• **PROBLEM DETAILS**: Copy the data below line for line, without changing anything, but omit the pictures from your answer.
--- start RECORDS FOR THIS TASK ---
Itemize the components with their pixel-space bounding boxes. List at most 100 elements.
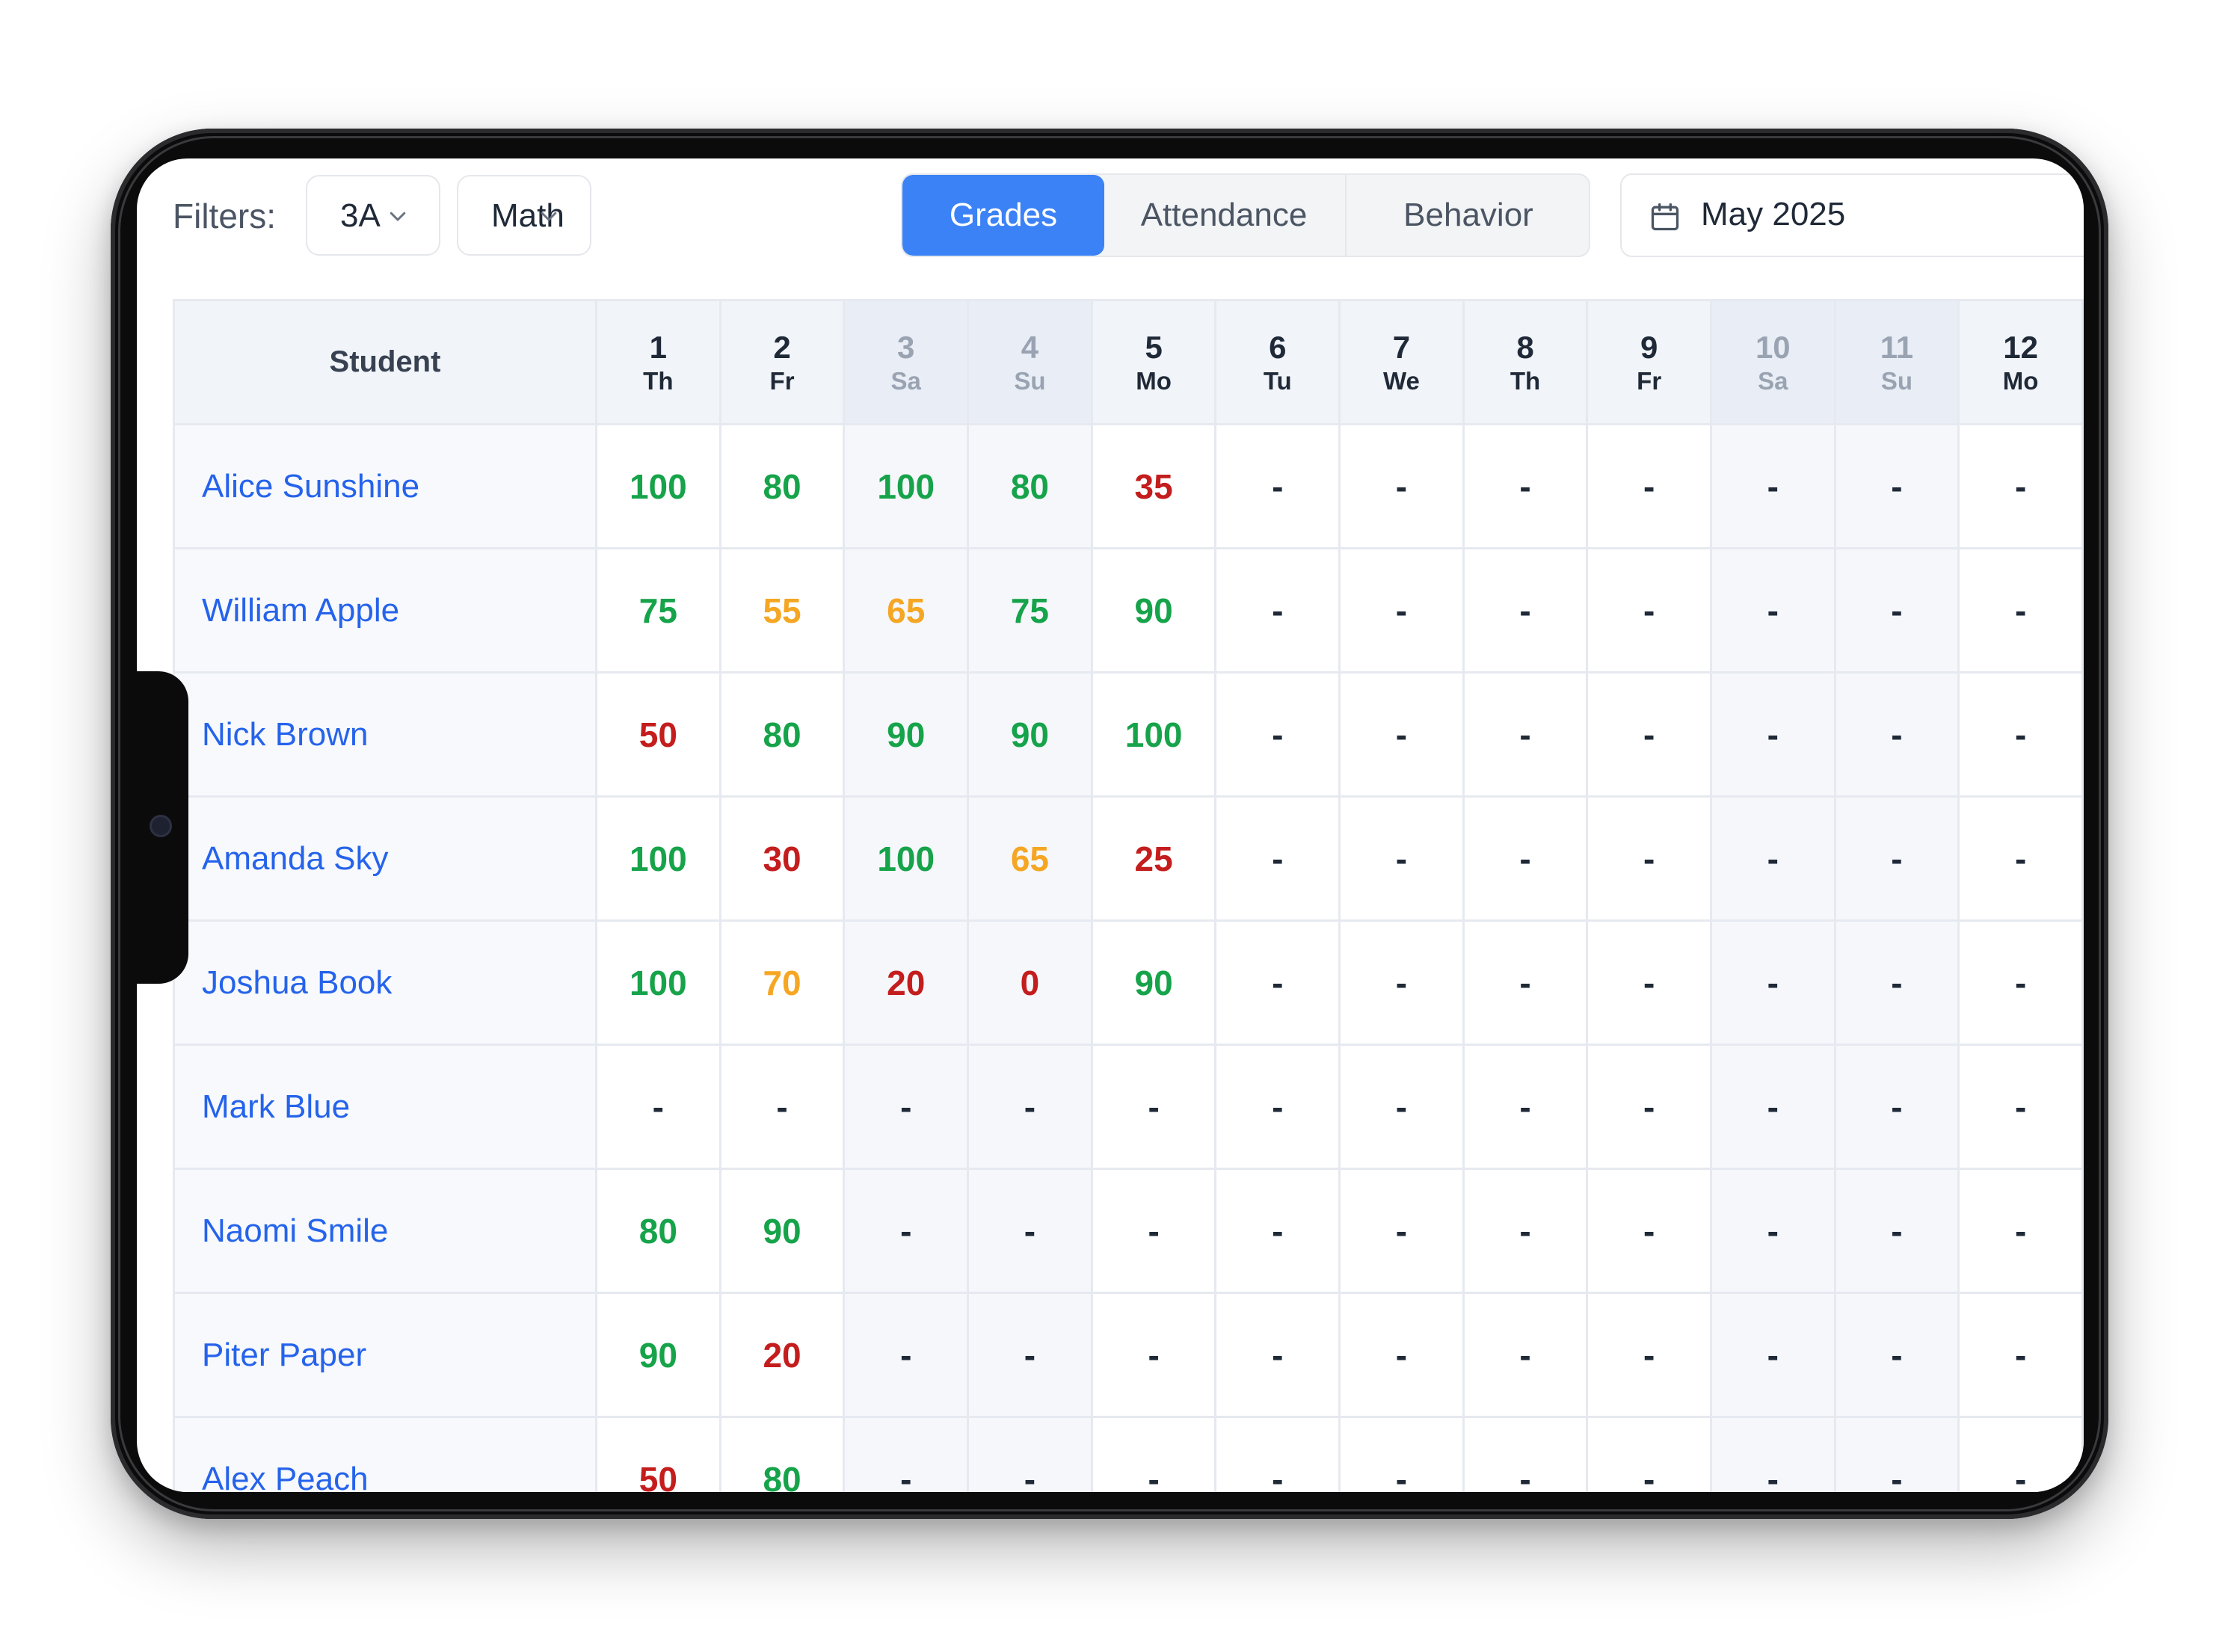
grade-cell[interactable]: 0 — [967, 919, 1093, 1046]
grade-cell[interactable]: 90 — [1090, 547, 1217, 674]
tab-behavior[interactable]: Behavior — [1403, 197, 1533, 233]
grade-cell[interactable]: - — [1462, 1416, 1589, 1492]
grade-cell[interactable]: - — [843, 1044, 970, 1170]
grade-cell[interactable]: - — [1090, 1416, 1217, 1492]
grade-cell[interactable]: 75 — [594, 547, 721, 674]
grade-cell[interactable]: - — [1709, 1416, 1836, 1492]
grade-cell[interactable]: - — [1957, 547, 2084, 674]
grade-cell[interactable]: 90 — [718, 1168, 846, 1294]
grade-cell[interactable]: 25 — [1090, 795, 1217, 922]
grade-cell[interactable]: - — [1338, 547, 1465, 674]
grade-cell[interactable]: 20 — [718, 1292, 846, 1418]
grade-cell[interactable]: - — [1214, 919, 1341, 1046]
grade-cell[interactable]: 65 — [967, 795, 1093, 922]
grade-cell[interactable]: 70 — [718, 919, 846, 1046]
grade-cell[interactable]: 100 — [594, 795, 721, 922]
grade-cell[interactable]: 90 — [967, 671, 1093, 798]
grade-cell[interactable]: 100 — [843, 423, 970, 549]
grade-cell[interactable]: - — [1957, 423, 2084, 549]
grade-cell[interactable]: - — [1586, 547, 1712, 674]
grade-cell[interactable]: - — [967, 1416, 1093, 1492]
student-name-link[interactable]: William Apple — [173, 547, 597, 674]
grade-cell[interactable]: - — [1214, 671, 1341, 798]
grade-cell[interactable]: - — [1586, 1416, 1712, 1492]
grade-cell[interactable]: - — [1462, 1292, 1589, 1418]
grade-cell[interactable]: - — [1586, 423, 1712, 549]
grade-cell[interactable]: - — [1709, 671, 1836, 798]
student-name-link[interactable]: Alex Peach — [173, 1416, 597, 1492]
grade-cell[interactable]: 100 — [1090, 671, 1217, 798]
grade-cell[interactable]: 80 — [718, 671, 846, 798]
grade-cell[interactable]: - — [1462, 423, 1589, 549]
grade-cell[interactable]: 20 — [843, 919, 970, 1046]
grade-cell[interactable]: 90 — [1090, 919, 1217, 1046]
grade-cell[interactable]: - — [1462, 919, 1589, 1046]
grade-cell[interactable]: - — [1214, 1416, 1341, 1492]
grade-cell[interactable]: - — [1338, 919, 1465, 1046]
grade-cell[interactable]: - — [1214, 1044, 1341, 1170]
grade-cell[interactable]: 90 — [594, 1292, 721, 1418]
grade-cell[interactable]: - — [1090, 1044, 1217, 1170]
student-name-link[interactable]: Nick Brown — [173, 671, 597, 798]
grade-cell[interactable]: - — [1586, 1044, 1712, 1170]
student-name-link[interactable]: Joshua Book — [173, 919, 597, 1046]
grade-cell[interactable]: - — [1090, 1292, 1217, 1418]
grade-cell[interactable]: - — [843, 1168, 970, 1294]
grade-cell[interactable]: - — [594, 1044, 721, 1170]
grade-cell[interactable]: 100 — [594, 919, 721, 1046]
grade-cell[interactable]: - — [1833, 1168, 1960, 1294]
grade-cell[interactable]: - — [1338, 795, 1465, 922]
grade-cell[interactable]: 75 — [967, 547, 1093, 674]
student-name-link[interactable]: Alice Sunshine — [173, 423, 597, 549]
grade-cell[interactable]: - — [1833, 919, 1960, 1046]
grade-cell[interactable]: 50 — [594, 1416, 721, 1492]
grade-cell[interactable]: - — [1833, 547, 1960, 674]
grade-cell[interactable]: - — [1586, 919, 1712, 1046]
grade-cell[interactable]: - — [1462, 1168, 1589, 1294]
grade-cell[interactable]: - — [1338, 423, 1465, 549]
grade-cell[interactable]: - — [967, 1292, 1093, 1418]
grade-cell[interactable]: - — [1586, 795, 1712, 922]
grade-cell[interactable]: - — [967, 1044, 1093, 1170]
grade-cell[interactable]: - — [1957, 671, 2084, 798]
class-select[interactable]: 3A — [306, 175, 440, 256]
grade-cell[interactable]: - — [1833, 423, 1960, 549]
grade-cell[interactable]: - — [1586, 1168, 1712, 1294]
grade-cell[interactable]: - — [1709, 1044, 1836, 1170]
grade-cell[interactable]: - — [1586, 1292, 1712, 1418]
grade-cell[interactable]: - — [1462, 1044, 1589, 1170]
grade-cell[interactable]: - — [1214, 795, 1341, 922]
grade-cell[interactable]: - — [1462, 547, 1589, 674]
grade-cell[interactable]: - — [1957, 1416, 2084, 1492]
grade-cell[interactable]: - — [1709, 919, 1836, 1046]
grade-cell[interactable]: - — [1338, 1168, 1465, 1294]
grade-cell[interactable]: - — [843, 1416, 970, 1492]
--- end RECORDS FOR THIS TASK ---
• **SOLUTION TO THIS PROBLEM**:
Itemize the components with their pixel-space bounding boxes. List at most 100 elements.
grade-cell[interactable]: 0 — [967, 919, 1093, 1046]
grade-cell[interactable]: 90 — [1090, 547, 1217, 674]
tab-behavior[interactable]: Behavior — [1403, 197, 1533, 233]
grade-cell[interactable]: - — [1462, 1416, 1589, 1492]
grade-cell[interactable]: - — [843, 1044, 970, 1170]
grade-cell[interactable]: - — [1090, 1416, 1217, 1492]
grade-cell[interactable]: 75 — [594, 547, 721, 674]
grade-cell[interactable]: - — [1709, 1416, 1836, 1492]
grade-cell[interactable]: - — [1957, 547, 2084, 674]
grade-cell[interactable]: 90 — [718, 1168, 846, 1294]
grade-cell[interactable]: 25 — [1090, 795, 1217, 922]
grade-cell[interactable]: - — [1338, 547, 1465, 674]
grade-cell[interactable]: 20 — [718, 1292, 846, 1418]
grade-cell[interactable]: - — [1214, 919, 1341, 1046]
grade-cell[interactable]: 65 — [967, 795, 1093, 922]
grade-cell[interactable]: 70 — [718, 919, 846, 1046]
grade-cell[interactable]: 100 — [594, 795, 721, 922]
grade-cell[interactable]: 90 — [967, 671, 1093, 798]
grade-cell[interactable]: 100 — [843, 423, 970, 549]
grade-cell[interactable]: - — [1957, 423, 2084, 549]
grade-cell[interactable]: - — [1586, 547, 1712, 674]
grade-cell[interactable]: - — [967, 1416, 1093, 1492]
student-name-link[interactable]: William Apple — [173, 547, 597, 674]
grade-cell[interactable]: - — [1214, 671, 1341, 798]
grade-cell[interactable]: - — [1586, 1416, 1712, 1492]
grade-cell[interactable]: - — [1462, 1292, 1589, 1418]
grade-cell[interactable]: - — [1586, 423, 1712, 549]
grade-cell[interactable]: - — [1709, 671, 1836, 798]
student-name-link[interactable]: Alex Peach — [173, 1416, 597, 1492]
grade-cell[interactable]: 100 — [1090, 671, 1217, 798]
grade-cell[interactable]: 80 — [718, 671, 846, 798]
grade-cell[interactable]: - — [1462, 423, 1589, 549]
grade-cell[interactable]: 20 — [843, 919, 970, 1046]
grade-cell[interactable]: 90 — [1090, 919, 1217, 1046]
grade-cell[interactable]: - — [1462, 919, 1589, 1046]
grade-cell[interactable]: - — [1214, 1416, 1341, 1492]
grade-cell[interactable]: - — [1338, 919, 1465, 1046]
grade-cell[interactable]: - — [1214, 1044, 1341, 1170]
grade-cell[interactable]: 90 — [594, 1292, 721, 1418]
grade-cell[interactable]: - — [1090, 1044, 1217, 1170]
student-name-link[interactable]: Nick Brown — [173, 671, 597, 798]
grade-cell[interactable]: - — [1586, 1044, 1712, 1170]
student-name-link[interactable]: Joshua Book — [173, 919, 597, 1046]
grade-cell[interactable]: - — [1090, 1292, 1217, 1418]
grade-cell[interactable]: - — [843, 1168, 970, 1294]
grade-cell[interactable]: - — [594, 1044, 721, 1170]
grade-cell[interactable]: 100 — [594, 919, 721, 1046]
grade-cell[interactable]: - — [1833, 1168, 1960, 1294]
grade-cell[interactable]: - — [1338, 795, 1465, 922]
grade-cell[interactable]: 75 — [967, 547, 1093, 674]
student-name-link[interactable]: Alice Sunshine — [173, 423, 597, 549]
grade-cell[interactable]: - — [1833, 919, 1960, 1046]
grade-cell[interactable]: 50 — [594, 1416, 721, 1492]
grade-cell[interactable]: - — [1833, 547, 1960, 674]
grade-cell[interactable]: - — [1586, 919, 1712, 1046]
grade-cell[interactable]: - — [1462, 1168, 1589, 1294]
grade-cell[interactable]: - — [1338, 423, 1465, 549]
grade-cell[interactable]: - — [967, 1292, 1093, 1418]
grade-cell[interactable]: - — [1586, 795, 1712, 922]
grade-cell[interactable]: - — [967, 1044, 1093, 1170]
grade-cell[interactable]: - — [1957, 671, 2084, 798]
class-select[interactable]: 3A — [306, 175, 440, 256]
grade-cell[interactable]: - — [1833, 423, 1960, 549]
grade-cell[interactable]: - — [1586, 1168, 1712, 1294]
grade-cell[interactable]: - — [1709, 1044, 1836, 1170]
grade-cell[interactable]: - — [1586, 1292, 1712, 1418]
grade-cell[interactable]: - — [1462, 1044, 1589, 1170]
grade-cell[interactable]: - — [1214, 795, 1341, 922]
grade-cell[interactable]: - — [1462, 547, 1589, 674]
grade-cell[interactable]: - — [1957, 1416, 2084, 1492]
grade-cell[interactable]: - — [1709, 919, 1836, 1046]
grade-cell[interactable]: - — [1338, 1168, 1465, 1294]
grade-cell[interactable]: - — [843, 1416, 970, 1492]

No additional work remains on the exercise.